▶ INSTRUCTION:
Edit the part of the material that opens with the line containing "plot-frame xyxy=(61,30,545,513)" and closes with the line containing "airmass-segment-1 xyxy=(109,333,149,352)" so that every "x-tick-label" becomes "x-axis-tick", changing nothing else. Give back only those lines.

▶ EXERCISE DATA:
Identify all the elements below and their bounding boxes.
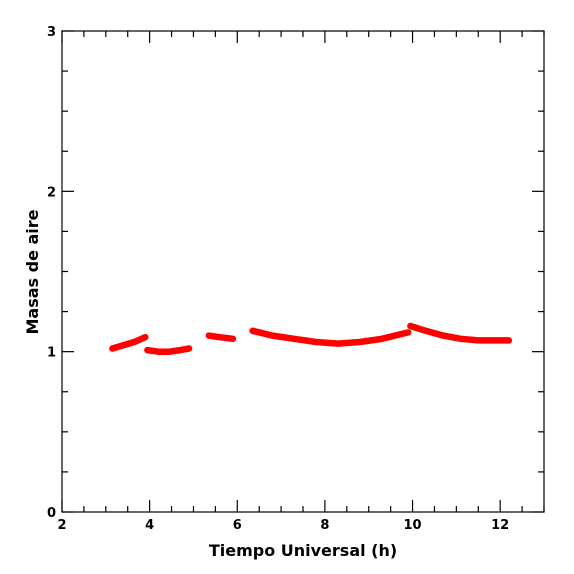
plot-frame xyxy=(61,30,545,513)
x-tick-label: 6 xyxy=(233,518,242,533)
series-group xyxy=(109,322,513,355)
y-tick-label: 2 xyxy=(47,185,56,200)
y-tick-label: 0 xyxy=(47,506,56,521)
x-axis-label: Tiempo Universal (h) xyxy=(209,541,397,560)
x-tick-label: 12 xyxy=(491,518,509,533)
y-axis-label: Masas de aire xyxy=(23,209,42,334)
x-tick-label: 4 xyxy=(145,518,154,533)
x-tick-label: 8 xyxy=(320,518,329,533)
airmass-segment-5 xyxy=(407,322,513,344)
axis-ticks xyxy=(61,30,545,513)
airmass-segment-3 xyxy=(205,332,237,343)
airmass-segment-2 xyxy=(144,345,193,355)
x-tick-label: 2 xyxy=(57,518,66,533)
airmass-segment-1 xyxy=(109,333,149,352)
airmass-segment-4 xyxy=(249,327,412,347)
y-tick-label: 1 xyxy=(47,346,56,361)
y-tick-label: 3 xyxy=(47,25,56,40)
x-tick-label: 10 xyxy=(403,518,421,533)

==

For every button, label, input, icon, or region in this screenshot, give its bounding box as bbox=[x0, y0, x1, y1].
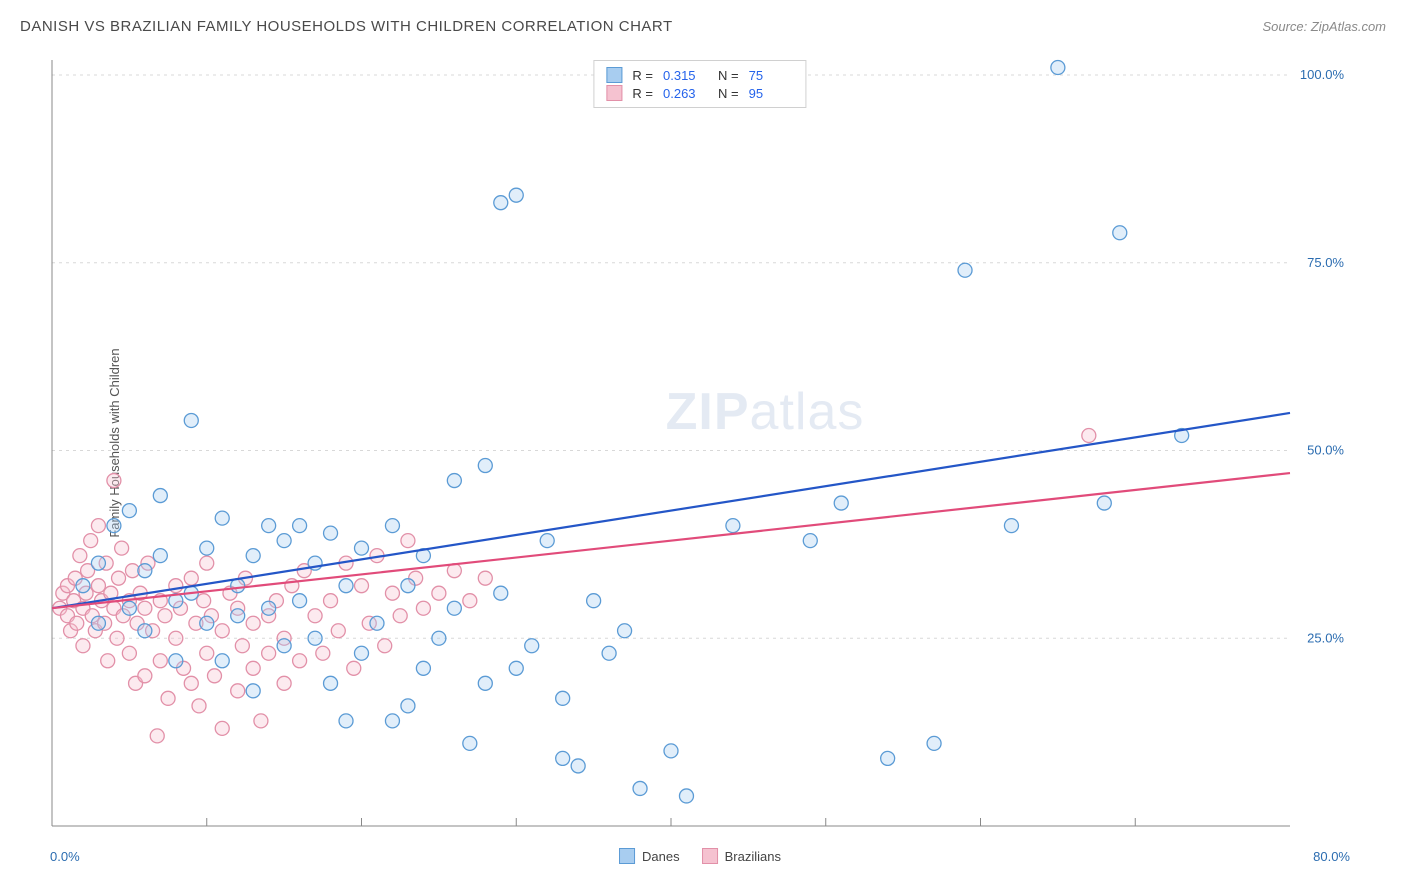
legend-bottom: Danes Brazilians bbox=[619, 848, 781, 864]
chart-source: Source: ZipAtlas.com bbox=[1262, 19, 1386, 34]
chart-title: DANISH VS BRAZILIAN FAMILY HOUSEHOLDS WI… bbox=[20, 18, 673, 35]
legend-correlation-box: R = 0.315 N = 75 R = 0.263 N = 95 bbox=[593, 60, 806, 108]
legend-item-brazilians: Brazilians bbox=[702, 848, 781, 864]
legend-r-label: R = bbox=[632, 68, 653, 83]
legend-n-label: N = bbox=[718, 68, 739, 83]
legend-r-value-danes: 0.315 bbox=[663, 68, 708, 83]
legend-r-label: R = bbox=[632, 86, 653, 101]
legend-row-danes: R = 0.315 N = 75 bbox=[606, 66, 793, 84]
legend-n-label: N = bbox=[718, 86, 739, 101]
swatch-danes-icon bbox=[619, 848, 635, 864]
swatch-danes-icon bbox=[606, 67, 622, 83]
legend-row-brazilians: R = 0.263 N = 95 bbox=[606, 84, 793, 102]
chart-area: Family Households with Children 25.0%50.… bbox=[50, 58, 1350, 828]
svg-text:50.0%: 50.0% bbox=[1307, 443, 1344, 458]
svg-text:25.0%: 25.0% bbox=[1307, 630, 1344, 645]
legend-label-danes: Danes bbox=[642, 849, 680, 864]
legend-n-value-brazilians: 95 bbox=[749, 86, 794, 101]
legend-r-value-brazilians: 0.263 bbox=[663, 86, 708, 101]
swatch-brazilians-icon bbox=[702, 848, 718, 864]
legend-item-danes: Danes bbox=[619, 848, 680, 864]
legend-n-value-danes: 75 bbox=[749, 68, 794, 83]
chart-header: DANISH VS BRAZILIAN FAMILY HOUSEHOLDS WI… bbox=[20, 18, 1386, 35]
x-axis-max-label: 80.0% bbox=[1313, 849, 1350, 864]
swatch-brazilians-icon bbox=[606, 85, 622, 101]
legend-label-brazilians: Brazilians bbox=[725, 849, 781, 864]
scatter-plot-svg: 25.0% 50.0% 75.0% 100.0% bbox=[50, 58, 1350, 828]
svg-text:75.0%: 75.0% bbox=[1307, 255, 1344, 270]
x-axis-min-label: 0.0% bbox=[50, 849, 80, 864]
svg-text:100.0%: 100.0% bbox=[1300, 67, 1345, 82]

▶ RESULT FOR THIS TASK:
plot-frame xyxy=(61,30,545,513)
x-axis-tick: 6 xyxy=(233,518,242,533)
series-group xyxy=(109,322,513,355)
y-tick-label: 2 xyxy=(47,185,56,200)
y-tick-label: 0 xyxy=(47,506,56,521)
x-axis-label: Tiempo Universal (h) xyxy=(209,541,397,560)
x-axis-tick: 12 xyxy=(491,518,509,533)
y-axis-label: Masas de aire xyxy=(23,209,42,334)
x-axis-tick: 4 xyxy=(145,518,154,533)
x-axis-tick: 8 xyxy=(320,518,329,533)
airmass-segment-5 xyxy=(407,322,513,344)
axis-ticks xyxy=(61,30,545,513)
airmass-segment-3 xyxy=(205,332,237,343)
airmass-segment-2 xyxy=(144,345,193,355)
x-axis-tick: 2 xyxy=(57,518,66,533)
airmass-segment-1 xyxy=(109,333,149,352)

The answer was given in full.